### Task statement
Set the data down again, exactly as it reads, but without the pictures.

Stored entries
------------------------------------------------------------

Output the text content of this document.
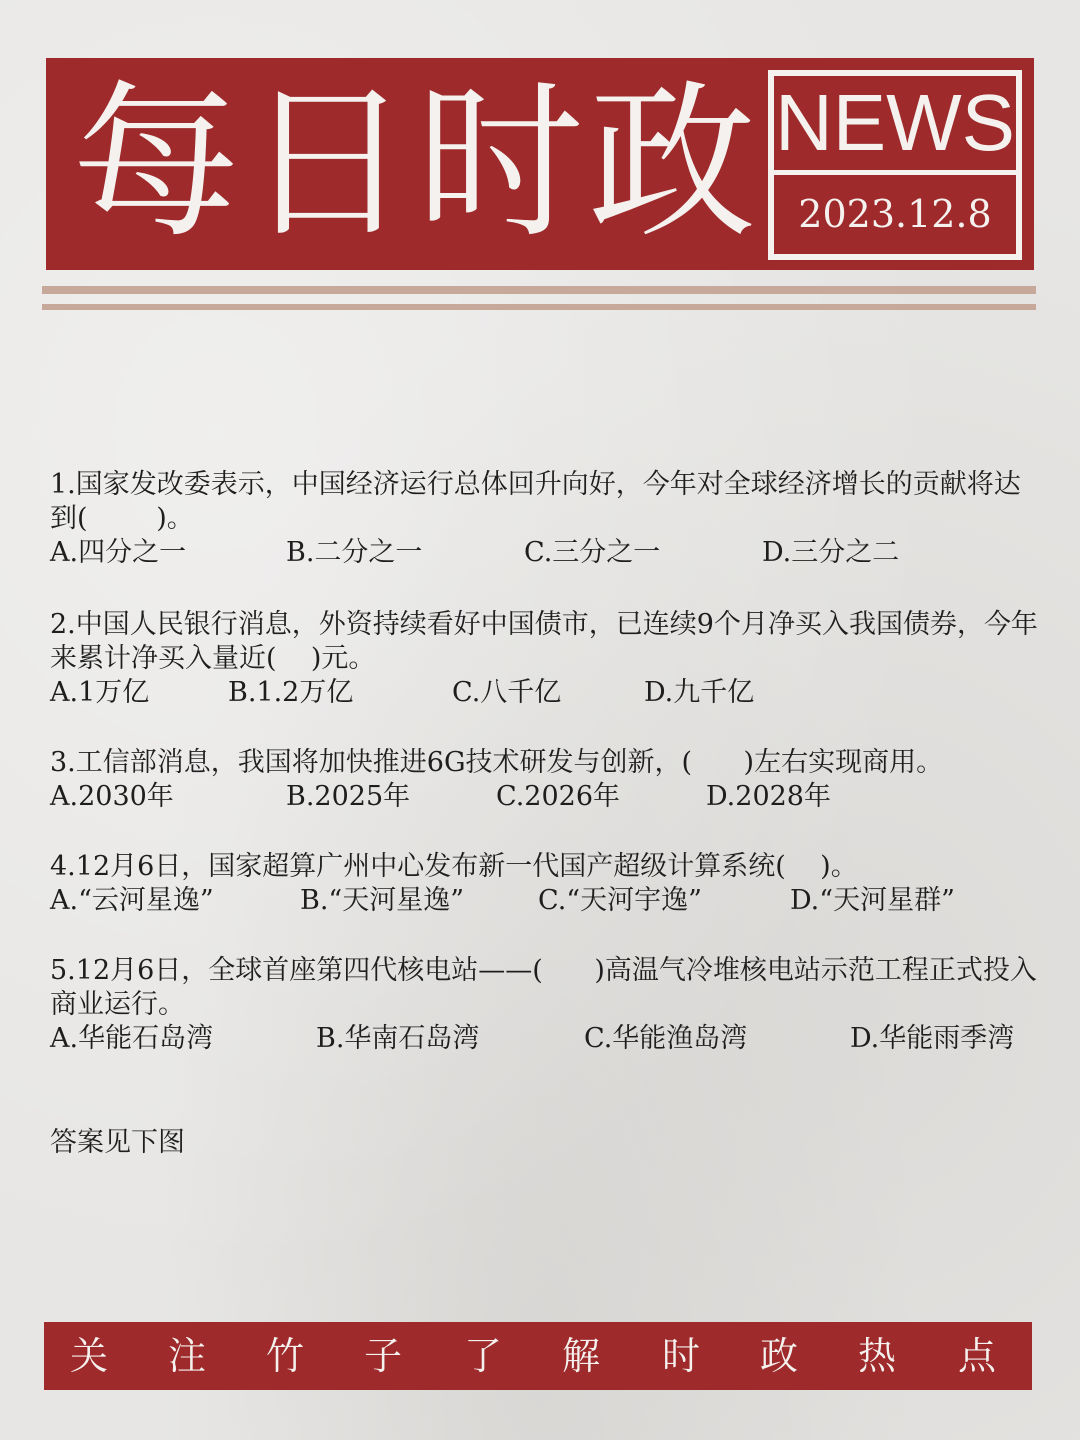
每日时政 NEWS
2023.12.8

1.国家发改委表示，中国经济运行总体回升向好，今年对全球经济增长的贡献将达到(        )。

A.四分之一	B.二分之一	C.三分之一	D.三分之二

2.中国人民银行消息，外资持续看好中国债市，已连续9个月净买入我国债券，今年来累计净买入量近(    )元。

A.1万亿	B.1.2万亿	C.八千亿	D.九千亿

3.工信部消息，我国将加快推进6G技术研发与创新，(      )左右实现商用。

A.2030年	B.2025年	C.2026年	D.2028年

4.12月6日，国家超算广州中心发布新一代国产超级计算系统(    )。

A.“云河星逸”	B.“天河星逸”	C.“天河宇逸”	D.“天河星群”

5.12月6日，全球首座第四代核电站——(      )高温气冷堆核电站示范工程正式投入商业运行。

A.华能石岛湾	B.华南石岛湾	C.华能渔岛湾	D.华能雨季湾
答案见下图
关 注 竹 子 了 解 时 政 热 点
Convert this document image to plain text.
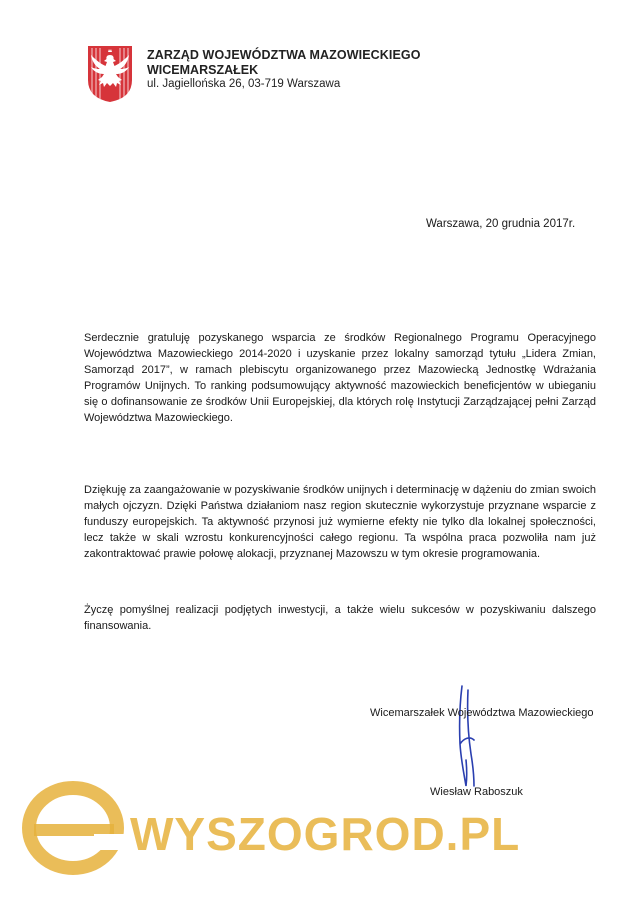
ZARZĄD WOJEWÓDZTWA MAZOWIECKIEGO
WICEMARSZAŁEK
ul. Jagiellońska 26, 03-719 Warszawa
Warszawa, 20 grudnia 2017r.
Serdecznie gratuluję pozyskanego wsparcia ze środków Regionalnego Programu Operacyjnego Województwa Mazowieckiego 2014-2020 i uzyskanie przez lokalny samorząd tytułu „Lidera Zmian, Samorząd 2017”, w ramach plebiscytu organizowanego przez Mazowiecką Jednostkę Wdrażania Programów Unijnych. To ranking podsumowujący aktywność mazowieckich beneficjentów w ubieganiu się o dofinansowanie ze środków Unii Europejskiej, dla których rolę Instytucji Zarządzającej pełni Zarząd Województwa Mazowieckiego.
Dziękuję za zaangażowanie w pozyskiwanie środków unijnych i determinację w dążeniu do zmian swoich małych ojczyzn. Dzięki Państwa działaniom nasz region skutecznie wykorzystuje przyznane wsparcie z funduszy europejskich. Ta aktywność przynosi już wymierne efekty nie tylko dla lokalnej społeczności, lecz także w skali wzrostu konkurencyjności całego regionu. Ta wspólna praca pozwoliła nam już zakontraktować prawie połowę alokacji, przyznanej Mazowszu w tym okresie programowania.
Życzę pomyślnej realizacji podjętych inwestycji, a także wielu sukcesów w pozyskiwaniu dalszego finansowania.
Wicemarszałek Województwa Mazowieckiego
Wiesław Raboszuk
WYSZOGROD.PL
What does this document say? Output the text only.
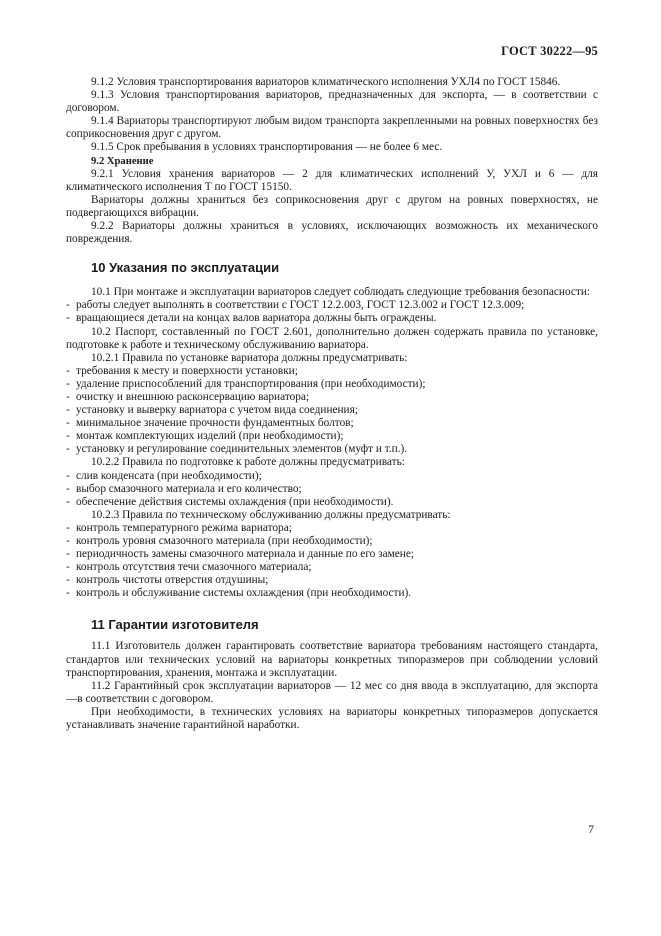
ГОСТ 30222—95

9.1.2 Условия транспортирования вариаторов климатического исполнения УХЛ4 по ГОСТ 15846.

9.1.3 Условия транспортирования вариаторов, предназначенных для экспорта, — в соответствии с договором.

9.1.4 Вариаторы транспортируют любым видом транспорта закрепленными на ровных поверхностях без соприкосновения друг с другом.

9.1.5 Срок пребывания в условиях транспортирования — не более 6 мес.

9.2 Хранение

9.2.1 Условия хранения вариаторов — 2 для климатических исполнений У, УХЛ и 6 — для климатического исполнения Т по ГОСТ 15150.

Вариаторы должны храниться без соприкосновения друг с другом на ровных поверхностях, не подвергающихся вибрации.

9.2.2 Вариаторы должны храниться в условиях, исключающих возможность их механического повреждения.

10 Указания по эксплуатации

10.1 При монтаже и эксплуатации вариаторов следует соблюдать следующие требования безопасности:

- работы следует выполнять в соответствии с ГОСТ 12.2.003, ГОСТ 12.3.002 и ГОСТ 12.3.009;

- вращающиеся детали на концах валов вариатора должны быть ограждены.

10.2 Паспорт, составленный по ГОСТ 2.601, дополнительно должен содержать правила по установке, подготовке к работе и техническому обслуживанию вариатора.

10.2.1 Правила по установке вариатора должны предусматривать:

- требования к месту и поверхности установки;

- удаление приспособлений для транспортирования (при необходимости);

- очистку и внешнюю расконсервацию вариатора;

- установку и выверку вариатора с учетом вида соединения;

- минимальное значение прочности фундаментных болтов;

- монтаж комплектующих изделий (при необходимости);

- установку и регулирование соединительных элементов (муфт и т.п.).

10.2.2 Правила по подготовке к работе должны предусматривать:

- слив конденсата (при необходимости);

- выбор смазочного материала и его количество;

- обеспечение действия системы охлаждения (при необходимости).

10.2.3 Правила по техническому обслуживанию должны предусматривать:

- контроль температурного режима вариатора;

- контроль уровня смазочного материала (при необходимости);

- периодичность замены смазочного материала и данные по его замене;

- контроль отсутствия течи смазочного материала;

- контроль чистоты отверстия отдушины;

- контроль и обслуживание системы охлаждения (при необходимости).

11 Гарантии изготовителя

11.1 Изготовитель должен гарантировать соответствие вариатора требованиям настоящего стандарта, стандартов или технических условий на вариаторы конкретных типоразмеров при соблюдении условий транспортирования, хранения, монтажа и эксплуатации.

11.2 Гарантийный срок эксплуатации вариаторов — 12 мес со дня ввода в эксплуатацию, для экспорта —в соответствии с договором.

При необходимости, в технических условиях на вариаторы конкретных типоразмеров допускается устанавливать значение гарантийной наработки.

7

------------------------------------------------------------

### Result for this task
Output the text content of this document.
每日时政 NEWS
2023.12.8

1.国家发改委表示，中国经济运行总体回升向好，今年对全球经济增长的贡献将达到(        )。

A.四分之一	B.二分之一	C.三分之一	D.三分之二

2.中国人民银行消息，外资持续看好中国债市，已连续9个月净买入我国债券，今年来累计净买入量近(    )元。

A.1万亿	B.1.2万亿	C.八千亿	D.九千亿

3.工信部消息，我国将加快推进6G技术研发与创新，(      )左右实现商用。

A.2030年	B.2025年	C.2026年	D.2028年

4.12月6日，国家超算广州中心发布新一代国产超级计算系统(    )。

A.“云河星逸”	B.“天河星逸”	C.“天河宇逸”	D.“天河星群”

5.12月6日，全球首座第四代核电站——(      )高温气冷堆核电站示范工程正式投入商业运行。

A.华能石岛湾	B.华南石岛湾	C.华能渔岛湾	D.华能雨季湾
答案见下图
关 注 竹 子 了 解 时 政 热 点
Convert this document image to plain text.
ZARZĄD WOJEWÓDZTWA MAZOWIECKIEGO
WICEMARSZAŁEK
ul. Jagiellońska 26, 03-719 Warszawa
Warszawa, 20 grudnia 2017r.
Serdecznie gratuluję pozyskanego wsparcia ze środków Regionalnego Programu Operacyjnego Województwa Mazowieckiego 2014-2020 i uzyskanie przez lokalny samorząd tytułu „Lidera Zmian, Samorząd 2017”, w ramach plebiscytu organizowanego przez Mazowiecką Jednostkę Wdrażania Programów Unijnych. To ranking podsumowujący aktywność mazowieckich beneficjentów w ubieganiu się o dofinansowanie ze środków Unii Europejskiej, dla których rolę Instytucji Zarządzającej pełni Zarząd Województwa Mazowieckiego.
Dziękuję za zaangażowanie w pozyskiwanie środków unijnych i determinację w dążeniu do zmian swoich małych ojczyzn. Dzięki Państwa działaniom nasz region skutecznie wykorzystuje przyznane wsparcie z funduszy europejskich. Ta aktywność przynosi już wymierne efekty nie tylko dla lokalnej społeczności, lecz także w skali wzrostu konkurencyjności całego regionu. Ta wspólna praca pozwoliła nam już zakontraktować prawie połowę alokacji, przyznanej Mazowszu w tym okresie programowania.
Życzę pomyślnej realizacji podjętych inwestycji, a także wielu sukcesów w pozyskiwaniu dalszego finansowania.
Wicemarszałek Województwa Mazowieckiego
Wiesław Raboszuk
WYSZOGROD.PL
What does this document say? Output the text only.
ГОСТ 30222—95

9.1.2 Условия транспортирования вариаторов климатического исполнения УХЛ4 по ГОСТ 15846.

9.1.3 Условия транспортирования вариаторов, предназначенных для экспорта, — в соответствии с договором.

9.1.4 Вариаторы транспортируют любым видом транспорта закрепленными на ровных поверхностях без соприкосновения друг с другом.

9.1.5 Срок пребывания в условиях транспортирования — не более 6 мес.

9.2 Хранение

9.2.1 Условия хранения вариаторов — 2 для климатических исполнений У, УХЛ и 6 — для климатического исполнения Т по ГОСТ 15150.

Вариаторы должны храниться без соприкосновения друг с другом на ровных поверхностях, не подвергающихся вибрации.

9.2.2 Вариаторы должны храниться в условиях, исключающих возможность их механического повреждения.

10 Указания по эксплуатации

10.1 При монтаже и эксплуатации вариаторов следует соблюдать следующие требования безопасности:

- работы следует выполнять в соответствии с ГОСТ 12.2.003, ГОСТ 12.3.002 и ГОСТ 12.3.009;

- вращающиеся детали на концах валов вариатора должны быть ограждены.

10.2 Паспорт, составленный по ГОСТ 2.601, дополнительно должен содержать правила по установке, подготовке к работе и техническому обслуживанию вариатора.

10.2.1 Правила по установке вариатора должны предусматривать:

- требования к месту и поверхности установки;

- удаление приспособлений для транспортирования (при необходимости);

- очистку и внешнюю расконсервацию вариатора;

- установку и выверку вариатора с учетом вида соединения;

- минимальное значение прочности фундаментных болтов;

- монтаж комплектующих изделий (при необходимости);

- установку и регулирование соединительных элементов (муфт и т.п.).

10.2.2 Правила по подготовке к работе должны предусматривать:

- слив конденсата (при необходимости);

- выбор смазочного материала и его количество;

- обеспечение действия системы охлаждения (при необходимости).

10.2.3 Правила по техническому обслуживанию должны предусматривать:

- контроль температурного режима вариатора;

- контроль уровня смазочного материала (при необходимости);

- периодичность замены смазочного материала и данные по его замене;

- контроль отсутствия течи смазочного материала;

- контроль чистоты отверстия отдушины;

- контроль и обслуживание системы охлаждения (при необходимости).

11 Гарантии изготовителя

11.1 Изготовитель должен гарантировать соответствие вариатора требованиям настоящего стандарта, стандартов или технических условий на вариаторы конкретных типоразмеров при соблюдении условий транспортирования, хранения, монтажа и эксплуатации.

11.2 Гарантийный срок эксплуатации вариаторов — 12 мес со дня ввода в эксплуатацию, для экспорта —в соответствии с договором.

При необходимости, в технических условиях на вариаторы конкретных типоразмеров допускается устанавливать значение гарантийной наработки.

7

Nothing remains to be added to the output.